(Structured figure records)
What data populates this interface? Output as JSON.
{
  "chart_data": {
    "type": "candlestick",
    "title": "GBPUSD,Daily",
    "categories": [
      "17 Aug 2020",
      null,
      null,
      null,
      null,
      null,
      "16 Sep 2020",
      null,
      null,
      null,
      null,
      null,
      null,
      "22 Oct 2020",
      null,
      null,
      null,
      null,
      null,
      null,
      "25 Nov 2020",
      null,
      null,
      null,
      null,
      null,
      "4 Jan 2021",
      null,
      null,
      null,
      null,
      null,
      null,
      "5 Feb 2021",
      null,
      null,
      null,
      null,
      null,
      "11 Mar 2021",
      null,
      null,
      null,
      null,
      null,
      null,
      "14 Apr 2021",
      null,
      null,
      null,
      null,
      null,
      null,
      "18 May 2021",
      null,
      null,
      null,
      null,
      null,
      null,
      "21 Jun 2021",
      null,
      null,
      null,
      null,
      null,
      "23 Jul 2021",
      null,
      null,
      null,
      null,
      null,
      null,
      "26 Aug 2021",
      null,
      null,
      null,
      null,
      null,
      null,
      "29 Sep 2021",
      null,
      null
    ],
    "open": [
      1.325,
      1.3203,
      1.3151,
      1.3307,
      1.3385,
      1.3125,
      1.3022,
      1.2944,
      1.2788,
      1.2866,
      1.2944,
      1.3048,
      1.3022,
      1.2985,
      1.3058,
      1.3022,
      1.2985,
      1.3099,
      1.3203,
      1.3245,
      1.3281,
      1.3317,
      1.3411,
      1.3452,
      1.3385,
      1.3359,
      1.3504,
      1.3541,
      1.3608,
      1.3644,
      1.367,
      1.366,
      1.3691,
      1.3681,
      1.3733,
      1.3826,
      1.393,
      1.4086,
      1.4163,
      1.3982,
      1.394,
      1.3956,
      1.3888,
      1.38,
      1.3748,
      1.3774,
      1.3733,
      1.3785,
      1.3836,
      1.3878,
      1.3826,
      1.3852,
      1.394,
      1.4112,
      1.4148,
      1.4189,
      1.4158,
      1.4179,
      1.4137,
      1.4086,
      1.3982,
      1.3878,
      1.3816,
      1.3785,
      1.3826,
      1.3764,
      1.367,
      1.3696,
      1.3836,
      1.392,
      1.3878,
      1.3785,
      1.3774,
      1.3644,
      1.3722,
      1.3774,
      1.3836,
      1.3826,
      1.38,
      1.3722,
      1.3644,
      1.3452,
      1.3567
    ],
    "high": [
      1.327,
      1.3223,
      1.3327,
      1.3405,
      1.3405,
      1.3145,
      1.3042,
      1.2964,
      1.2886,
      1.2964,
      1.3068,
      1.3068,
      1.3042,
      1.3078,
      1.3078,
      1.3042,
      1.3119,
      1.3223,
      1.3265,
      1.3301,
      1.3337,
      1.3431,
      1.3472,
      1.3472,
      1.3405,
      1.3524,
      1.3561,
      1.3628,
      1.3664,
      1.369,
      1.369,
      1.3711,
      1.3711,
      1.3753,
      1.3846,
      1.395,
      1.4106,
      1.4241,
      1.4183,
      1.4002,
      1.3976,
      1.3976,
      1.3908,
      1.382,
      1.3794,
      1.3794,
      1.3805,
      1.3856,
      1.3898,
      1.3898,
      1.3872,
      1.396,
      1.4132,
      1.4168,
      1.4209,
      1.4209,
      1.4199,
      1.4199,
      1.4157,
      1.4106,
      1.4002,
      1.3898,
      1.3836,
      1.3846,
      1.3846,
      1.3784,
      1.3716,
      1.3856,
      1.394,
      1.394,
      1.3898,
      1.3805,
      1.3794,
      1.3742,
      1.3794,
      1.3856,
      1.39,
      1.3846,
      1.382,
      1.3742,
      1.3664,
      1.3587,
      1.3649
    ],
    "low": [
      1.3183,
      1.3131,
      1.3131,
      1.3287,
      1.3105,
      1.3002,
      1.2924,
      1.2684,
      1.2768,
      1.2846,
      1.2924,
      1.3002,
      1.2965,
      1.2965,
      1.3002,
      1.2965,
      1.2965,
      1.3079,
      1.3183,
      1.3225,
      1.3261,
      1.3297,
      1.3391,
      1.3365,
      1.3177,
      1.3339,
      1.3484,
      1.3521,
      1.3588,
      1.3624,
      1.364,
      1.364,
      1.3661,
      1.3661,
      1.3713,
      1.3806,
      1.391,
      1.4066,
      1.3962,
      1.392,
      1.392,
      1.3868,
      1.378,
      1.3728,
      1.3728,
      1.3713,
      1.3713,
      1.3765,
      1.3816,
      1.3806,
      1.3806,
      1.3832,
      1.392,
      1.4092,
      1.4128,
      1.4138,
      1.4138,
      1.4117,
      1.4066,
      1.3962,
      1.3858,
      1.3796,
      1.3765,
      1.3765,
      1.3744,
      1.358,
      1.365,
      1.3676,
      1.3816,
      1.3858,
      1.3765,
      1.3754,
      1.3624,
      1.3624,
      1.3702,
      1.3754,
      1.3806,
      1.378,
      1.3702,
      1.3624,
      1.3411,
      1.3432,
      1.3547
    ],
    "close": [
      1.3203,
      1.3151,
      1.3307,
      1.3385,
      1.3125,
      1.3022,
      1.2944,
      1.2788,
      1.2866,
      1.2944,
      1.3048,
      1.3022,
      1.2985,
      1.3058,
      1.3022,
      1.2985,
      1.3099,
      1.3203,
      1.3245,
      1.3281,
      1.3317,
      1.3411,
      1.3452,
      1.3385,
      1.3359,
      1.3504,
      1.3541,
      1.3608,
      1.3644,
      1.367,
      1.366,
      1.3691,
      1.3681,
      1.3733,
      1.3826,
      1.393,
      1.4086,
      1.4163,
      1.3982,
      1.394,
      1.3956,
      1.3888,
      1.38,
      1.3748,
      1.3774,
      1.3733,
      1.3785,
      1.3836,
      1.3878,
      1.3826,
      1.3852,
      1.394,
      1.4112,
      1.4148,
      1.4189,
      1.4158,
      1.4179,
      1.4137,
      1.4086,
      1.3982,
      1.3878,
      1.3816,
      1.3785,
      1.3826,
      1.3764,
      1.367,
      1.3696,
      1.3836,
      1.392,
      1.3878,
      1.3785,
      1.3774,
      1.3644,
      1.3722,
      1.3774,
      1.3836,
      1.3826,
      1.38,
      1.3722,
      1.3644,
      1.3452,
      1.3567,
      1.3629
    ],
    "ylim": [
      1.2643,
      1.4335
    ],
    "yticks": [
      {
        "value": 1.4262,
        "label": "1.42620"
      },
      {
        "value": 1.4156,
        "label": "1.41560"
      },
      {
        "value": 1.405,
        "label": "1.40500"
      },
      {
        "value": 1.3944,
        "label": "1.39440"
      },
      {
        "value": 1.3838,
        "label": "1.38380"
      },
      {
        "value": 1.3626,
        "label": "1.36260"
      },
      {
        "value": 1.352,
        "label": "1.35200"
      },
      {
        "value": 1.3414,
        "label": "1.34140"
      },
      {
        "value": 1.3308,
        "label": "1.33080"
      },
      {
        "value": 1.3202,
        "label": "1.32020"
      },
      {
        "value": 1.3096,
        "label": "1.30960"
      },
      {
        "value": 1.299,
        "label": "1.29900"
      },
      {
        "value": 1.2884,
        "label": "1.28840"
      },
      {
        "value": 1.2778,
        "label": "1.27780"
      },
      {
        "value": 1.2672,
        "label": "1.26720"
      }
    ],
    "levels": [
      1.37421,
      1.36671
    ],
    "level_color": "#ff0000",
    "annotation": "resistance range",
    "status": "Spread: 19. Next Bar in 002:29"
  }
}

● Task objective: Return the listing above in its exact form.

● The completed task:
What data populates this interface? Output as JSON.
{
  "chart_data": {
    "type": "candlestick",
    "title": "GBPUSD,Daily",
    "categories": [
      "17 Aug 2020",
      null,
      null,
      null,
      null,
      null,
      "16 Sep 2020",
      null,
      null,
      null,
      null,
      null,
      null,
      "22 Oct 2020",
      null,
      null,
      null,
      null,
      null,
      null,
      "25 Nov 2020",
      null,
      null,
      null,
      null,
      null,
      "4 Jan 2021",
      null,
      null,
      null,
      null,
      null,
      null,
      "5 Feb 2021",
      null,
      null,
      null,
      null,
      null,
      "11 Mar 2021",
      null,
      null,
      null,
      null,
      null,
      null,
      "14 Apr 2021",
      null,
      null,
      null,
      null,
      null,
      null,
      "18 May 2021",
      null,
      null,
      null,
      null,
      null,
      null,
      "21 Jun 2021",
      null,
      null,
      null,
      null,
      null,
      "23 Jul 2021",
      null,
      null,
      null,
      null,
      null,
      null,
      "26 Aug 2021",
      null,
      null,
      null,
      null,
      null,
      null,
      "29 Sep 2021",
      null,
      null
    ],
    "open": [
      1.325,
      1.3203,
      1.3151,
      1.3307,
      1.3385,
      1.3125,
      1.3022,
      1.2944,
      1.2788,
      1.2866,
      1.2944,
      1.3048,
      1.3022,
      1.2985,
      1.3058,
      1.3022,
      1.2985,
      1.3099,
      1.3203,
      1.3245,
      1.3281,
      1.3317,
      1.3411,
      1.3452,
      1.3385,
      1.3359,
      1.3504,
      1.3541,
      1.3608,
      1.3644,
      1.367,
      1.366,
      1.3691,
      1.3681,
      1.3733,
      1.3826,
      1.393,
      1.4086,
      1.4163,
      1.3982,
      1.394,
      1.3956,
      1.3888,
      1.38,
      1.3748,
      1.3774,
      1.3733,
      1.3785,
      1.3836,
      1.3878,
      1.3826,
      1.3852,
      1.394,
      1.4112,
      1.4148,
      1.4189,
      1.4158,
      1.4179,
      1.4137,
      1.4086,
      1.3982,
      1.3878,
      1.3816,
      1.3785,
      1.3826,
      1.3764,
      1.367,
      1.3696,
      1.3836,
      1.392,
      1.3878,
      1.3785,
      1.3774,
      1.3644,
      1.3722,
      1.3774,
      1.3836,
      1.3826,
      1.38,
      1.3722,
      1.3644,
      1.3452,
      1.3567
    ],
    "high": [
      1.327,
      1.3223,
      1.3327,
      1.3405,
      1.3405,
      1.3145,
      1.3042,
      1.2964,
      1.2886,
      1.2964,
      1.3068,
      1.3068,
      1.3042,
      1.3078,
      1.3078,
      1.3042,
      1.3119,
      1.3223,
      1.3265,
      1.3301,
      1.3337,
      1.3431,
      1.3472,
      1.3472,
      1.3405,
      1.3524,
      1.3561,
      1.3628,
      1.3664,
      1.369,
      1.369,
      1.3711,
      1.3711,
      1.3753,
      1.3846,
      1.395,
      1.4106,
      1.4241,
      1.4183,
      1.4002,
      1.3976,
      1.3976,
      1.3908,
      1.382,
      1.3794,
      1.3794,
      1.3805,
      1.3856,
      1.3898,
      1.3898,
      1.3872,
      1.396,
      1.4132,
      1.4168,
      1.4209,
      1.4209,
      1.4199,
      1.4199,
      1.4157,
      1.4106,
      1.4002,
      1.3898,
      1.3836,
      1.3846,
      1.3846,
      1.3784,
      1.3716,
      1.3856,
      1.394,
      1.394,
      1.3898,
      1.3805,
      1.3794,
      1.3742,
      1.3794,
      1.3856,
      1.39,
      1.3846,
      1.382,
      1.3742,
      1.3664,
      1.3587,
      1.3649
    ],
    "low": [
      1.3183,
      1.3131,
      1.3131,
      1.3287,
      1.3105,
      1.3002,
      1.2924,
      1.2684,
      1.2768,
      1.2846,
      1.2924,
      1.3002,
      1.2965,
      1.2965,
      1.3002,
      1.2965,
      1.2965,
      1.3079,
      1.3183,
      1.3225,
      1.3261,
      1.3297,
      1.3391,
      1.3365,
      1.3177,
      1.3339,
      1.3484,
      1.3521,
      1.3588,
      1.3624,
      1.364,
      1.364,
      1.3661,
      1.3661,
      1.3713,
      1.3806,
      1.391,
      1.4066,
      1.3962,
      1.392,
      1.392,
      1.3868,
      1.378,
      1.3728,
      1.3728,
      1.3713,
      1.3713,
      1.3765,
      1.3816,
      1.3806,
      1.3806,
      1.3832,
      1.392,
      1.4092,
      1.4128,
      1.4138,
      1.4138,
      1.4117,
      1.4066,
      1.3962,
      1.3858,
      1.3796,
      1.3765,
      1.3765,
      1.3744,
      1.358,
      1.365,
      1.3676,
      1.3816,
      1.3858,
      1.3765,
      1.3754,
      1.3624,
      1.3624,
      1.3702,
      1.3754,
      1.3806,
      1.378,
      1.3702,
      1.3624,
      1.3411,
      1.3432,
      1.3547
    ],
    "close": [
      1.3203,
      1.3151,
      1.3307,
      1.3385,
      1.3125,
      1.3022,
      1.2944,
      1.2788,
      1.2866,
      1.2944,
      1.3048,
      1.3022,
      1.2985,
      1.3058,
      1.3022,
      1.2985,
      1.3099,
      1.3203,
      1.3245,
      1.3281,
      1.3317,
      1.3411,
      1.3452,
      1.3385,
      1.3359,
      1.3504,
      1.3541,
      1.3608,
      1.3644,
      1.367,
      1.366,
      1.3691,
      1.3681,
      1.3733,
      1.3826,
      1.393,
      1.4086,
      1.4163,
      1.3982,
      1.394,
      1.3956,
      1.3888,
      1.38,
      1.3748,
      1.3774,
      1.3733,
      1.3785,
      1.3836,
      1.3878,
      1.3826,
      1.3852,
      1.394,
      1.4112,
      1.4148,
      1.4189,
      1.4158,
      1.4179,
      1.4137,
      1.4086,
      1.3982,
      1.3878,
      1.3816,
      1.3785,
      1.3826,
      1.3764,
      1.367,
      1.3696,
      1.3836,
      1.392,
      1.3878,
      1.3785,
      1.3774,
      1.3644,
      1.3722,
      1.3774,
      1.3836,
      1.3826,
      1.38,
      1.3722,
      1.3644,
      1.3452,
      1.3567,
      1.3629
    ],
    "ylim": [
      1.2643,
      1.4335
    ],
    "yticks": [
      {
        "value": 1.4262,
        "label": "1.42620"
      },
      {
        "value": 1.4156,
        "label": "1.41560"
      },
      {
        "value": 1.405,
        "label": "1.40500"
      },
      {
        "value": 1.3944,
        "label": "1.39440"
      },
      {
        "value": 1.3838,
        "label": "1.38380"
      },
      {
        "value": 1.3626,
        "label": "1.36260"
      },
      {
        "value": 1.352,
        "label": "1.35200"
      },
      {
        "value": 1.3414,
        "label": "1.34140"
      },
      {
        "value": 1.3308,
        "label": "1.33080"
      },
      {
        "value": 1.3202,
        "label": "1.32020"
      },
      {
        "value": 1.3096,
        "label": "1.30960"
      },
      {
        "value": 1.299,
        "label": "1.29900"
      },
      {
        "value": 1.2884,
        "label": "1.28840"
      },
      {
        "value": 1.2778,
        "label": "1.27780"
      },
      {
        "value": 1.2672,
        "label": "1.26720"
      }
    ],
    "levels": [
      1.37421,
      1.36671
    ],
    "level_color": "#ff0000",
    "annotation": "resistance range",
    "status": "Spread: 19. Next Bar in 002:29"
  }
}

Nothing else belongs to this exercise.